Task prompt. Format every line of the listing below as a numbered list, leaving out any blank lines.

Layout annotation listing
^^^^
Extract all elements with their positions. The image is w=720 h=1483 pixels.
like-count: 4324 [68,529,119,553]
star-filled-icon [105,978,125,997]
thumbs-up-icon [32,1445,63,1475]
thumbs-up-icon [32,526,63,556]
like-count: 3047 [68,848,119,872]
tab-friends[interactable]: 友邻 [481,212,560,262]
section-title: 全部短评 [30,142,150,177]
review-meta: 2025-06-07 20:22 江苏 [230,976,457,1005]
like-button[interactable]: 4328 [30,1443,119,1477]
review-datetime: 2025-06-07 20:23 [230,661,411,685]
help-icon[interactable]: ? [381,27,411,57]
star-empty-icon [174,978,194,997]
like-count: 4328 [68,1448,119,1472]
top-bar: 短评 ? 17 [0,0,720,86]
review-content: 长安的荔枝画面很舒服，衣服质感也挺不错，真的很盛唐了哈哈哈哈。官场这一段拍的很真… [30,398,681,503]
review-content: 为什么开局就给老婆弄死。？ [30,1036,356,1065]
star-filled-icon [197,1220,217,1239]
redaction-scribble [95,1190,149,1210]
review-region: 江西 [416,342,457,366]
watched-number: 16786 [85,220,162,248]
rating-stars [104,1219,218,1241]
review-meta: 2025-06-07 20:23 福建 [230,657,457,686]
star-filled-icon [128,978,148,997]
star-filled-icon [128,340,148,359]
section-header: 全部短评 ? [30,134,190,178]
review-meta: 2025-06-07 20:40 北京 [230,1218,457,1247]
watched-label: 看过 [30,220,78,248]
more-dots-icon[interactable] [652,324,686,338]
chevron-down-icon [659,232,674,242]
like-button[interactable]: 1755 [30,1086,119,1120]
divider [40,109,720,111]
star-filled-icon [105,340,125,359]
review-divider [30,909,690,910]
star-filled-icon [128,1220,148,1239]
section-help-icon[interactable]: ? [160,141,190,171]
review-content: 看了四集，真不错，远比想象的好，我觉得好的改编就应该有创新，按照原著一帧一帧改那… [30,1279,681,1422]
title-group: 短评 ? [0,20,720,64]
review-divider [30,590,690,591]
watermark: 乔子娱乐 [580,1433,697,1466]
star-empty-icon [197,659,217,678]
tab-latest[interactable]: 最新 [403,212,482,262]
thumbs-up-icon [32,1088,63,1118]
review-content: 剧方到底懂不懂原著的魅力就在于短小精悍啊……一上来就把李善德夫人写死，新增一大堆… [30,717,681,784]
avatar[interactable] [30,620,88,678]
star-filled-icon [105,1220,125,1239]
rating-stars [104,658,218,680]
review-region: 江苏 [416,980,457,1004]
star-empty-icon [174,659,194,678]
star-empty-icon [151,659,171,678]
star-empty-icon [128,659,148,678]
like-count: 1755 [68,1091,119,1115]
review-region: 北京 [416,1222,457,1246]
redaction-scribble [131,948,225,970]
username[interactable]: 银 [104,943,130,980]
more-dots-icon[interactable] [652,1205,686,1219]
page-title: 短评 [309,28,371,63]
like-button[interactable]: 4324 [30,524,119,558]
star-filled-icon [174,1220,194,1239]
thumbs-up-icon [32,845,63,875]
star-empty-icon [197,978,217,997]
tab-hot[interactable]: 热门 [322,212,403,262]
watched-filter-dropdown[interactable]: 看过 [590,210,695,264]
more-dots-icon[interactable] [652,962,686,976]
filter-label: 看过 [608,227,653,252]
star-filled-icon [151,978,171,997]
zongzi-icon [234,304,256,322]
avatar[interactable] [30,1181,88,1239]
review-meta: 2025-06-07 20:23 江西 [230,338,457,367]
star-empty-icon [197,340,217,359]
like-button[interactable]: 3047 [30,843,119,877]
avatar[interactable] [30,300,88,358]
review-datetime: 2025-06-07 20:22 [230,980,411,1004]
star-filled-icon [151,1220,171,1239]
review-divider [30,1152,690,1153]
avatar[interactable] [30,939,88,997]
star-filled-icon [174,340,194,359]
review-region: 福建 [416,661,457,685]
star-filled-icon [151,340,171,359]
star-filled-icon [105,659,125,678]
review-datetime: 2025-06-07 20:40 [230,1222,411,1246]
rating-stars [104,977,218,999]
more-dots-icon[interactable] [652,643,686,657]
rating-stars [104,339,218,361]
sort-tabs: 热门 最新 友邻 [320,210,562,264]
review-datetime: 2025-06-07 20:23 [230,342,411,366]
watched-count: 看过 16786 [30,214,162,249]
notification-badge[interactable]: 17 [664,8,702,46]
^^^^
Result of this exercise.
1. Extract all elements with their positions. The image is w=720 h=1483 pixels.
2. like-count: 4324 [68,529,119,553]
3. star-filled-icon [105,978,125,997]
4. thumbs-up-icon [32,1445,63,1475]
5. thumbs-up-icon [32,526,63,556]
6. like-count: 3047 [68,848,119,872]
7. tab-friends[interactable]: 友邻 [481,212,560,262]
8. section-title: 全部短评 [30,142,150,177]
9. review-meta: 2025-06-07 20:22 江苏 [230,976,457,1005]
10. like-button[interactable]: 4328 [30,1443,119,1477]
11. review-datetime: 2025-06-07 20:23 [230,661,411,685]
12. help-icon[interactable]: ? [381,27,411,57]
13. star-empty-icon [174,978,194,997]
14. like-count: 4328 [68,1448,119,1472]
15. top-bar: 短评 ? 17 [0,0,720,86]
16. review-content: 长安的荔枝画面很舒服，衣服质感也挺不错，真的很盛唐了哈哈哈哈。官场这一段拍的很真… [30,398,681,503]
17. review-content: 为什么开局就给老婆弄死。？ [30,1036,356,1065]
18. star-filled-icon [197,1220,217,1239]
19. redaction-scribble [95,1190,149,1210]
20. review-region: 江西 [416,342,457,366]
21. watched-number: 16786 [85,220,162,248]
22. rating-stars [104,1219,218,1241]
23. review-meta: 2025-06-07 20:23 福建 [230,657,457,686]
24. star-filled-icon [128,978,148,997]
25. star-filled-icon [128,340,148,359]
26. section-header: 全部短评 ? [30,134,190,178]
27. review-meta: 2025-06-07 20:40 北京 [230,1218,457,1247]
28. watched-label: 看过 [30,220,78,248]
29. more-dots-icon[interactable] [652,324,686,338]
30. chevron-down-icon [659,232,674,242]
31. like-button[interactable]: 1755 [30,1086,119,1120]
32. divider [40,109,720,111]
33. star-filled-icon [105,340,125,359]
34. review-divider [30,909,690,910]
35. star-filled-icon [128,1220,148,1239]
36. section-help-icon[interactable]: ? [160,141,190,171]
37. review-content: 看了四集，真不错，远比想象的好，我觉得好的改编就应该有创新，按照原著一帧一帧改那… [30,1279,681,1422]
38. title-group: 短评 ? [0,20,720,64]
39. review-divider [30,590,690,591]
40. watermark: 乔子娱乐 [580,1433,697,1466]
41. star-empty-icon [197,659,217,678]
42. tab-latest[interactable]: 最新 [403,212,482,262]
43. thumbs-up-icon [32,1088,63,1118]
44. review-content: 剧方到底懂不懂原著的魅力就在于短小精悍啊……一上来就把李善德夫人写死，新增一大堆… [30,717,681,784]
45. avatar[interactable] [30,620,88,678]
46. star-filled-icon [105,1220,125,1239]
47. rating-stars [104,658,218,680]
48. review-region: 江苏 [416,980,457,1004]
49. star-empty-icon [174,659,194,678]
50. star-empty-icon [151,659,171,678]
51. star-empty-icon [128,659,148,678]
52. like-count: 1755 [68,1091,119,1115]
53. review-region: 北京 [416,1222,457,1246]
54. redaction-scribble [131,948,225,970]
55. username[interactable]: 银 [104,943,130,980]
56. more-dots-icon[interactable] [652,1205,686,1219]
57. page-title: 短评 [309,28,371,63]
58. like-button[interactable]: 4324 [30,524,119,558]
59. star-filled-icon [174,1220,194,1239]
60. thumbs-up-icon [32,845,63,875]
61. star-empty-icon [197,978,217,997]
62. tab-hot[interactable]: 热门 [322,212,403,262]
63. watched-filter-dropdown[interactable]: 看过 [590,210,695,264]
64. more-dots-icon[interactable] [652,962,686,976]
65. filter-label: 看过 [608,227,653,252]
66. star-filled-icon [151,978,171,997]
67. zongzi-icon [234,304,256,322]
68. avatar[interactable] [30,1181,88,1239]
69. review-meta: 2025-06-07 20:23 江西 [230,338,457,367]
70. star-empty-icon [197,340,217,359]
71. like-button[interactable]: 3047 [30,843,119,877]
72. avatar[interactable] [30,300,88,358]
73. review-datetime: 2025-06-07 20:22 [230,980,411,1004]
74. star-filled-icon [151,1220,171,1239]
75. review-divider [30,1152,690,1153]
76. avatar[interactable] [30,939,88,997]
77. star-filled-icon [174,340,194,359]
78. review-region: 福建 [416,661,457,685]
79. star-filled-icon [151,340,171,359]
80. star-filled-icon [105,659,125,678]
81. review-datetime: 2025-06-07 20:40 [230,1222,411,1246]
82. rating-stars [104,977,218,999]
83. more-dots-icon[interactable] [652,643,686,657]
84. rating-stars [104,339,218,361]
85. sort-tabs: 热门 最新 友邻 [320,210,562,264]
86. review-datetime: 2025-06-07 20:23 [230,342,411,366]
87. watched-count: 看过 16786 [30,214,162,249]
88. notification-badge[interactable]: 17 [664,8,702,46]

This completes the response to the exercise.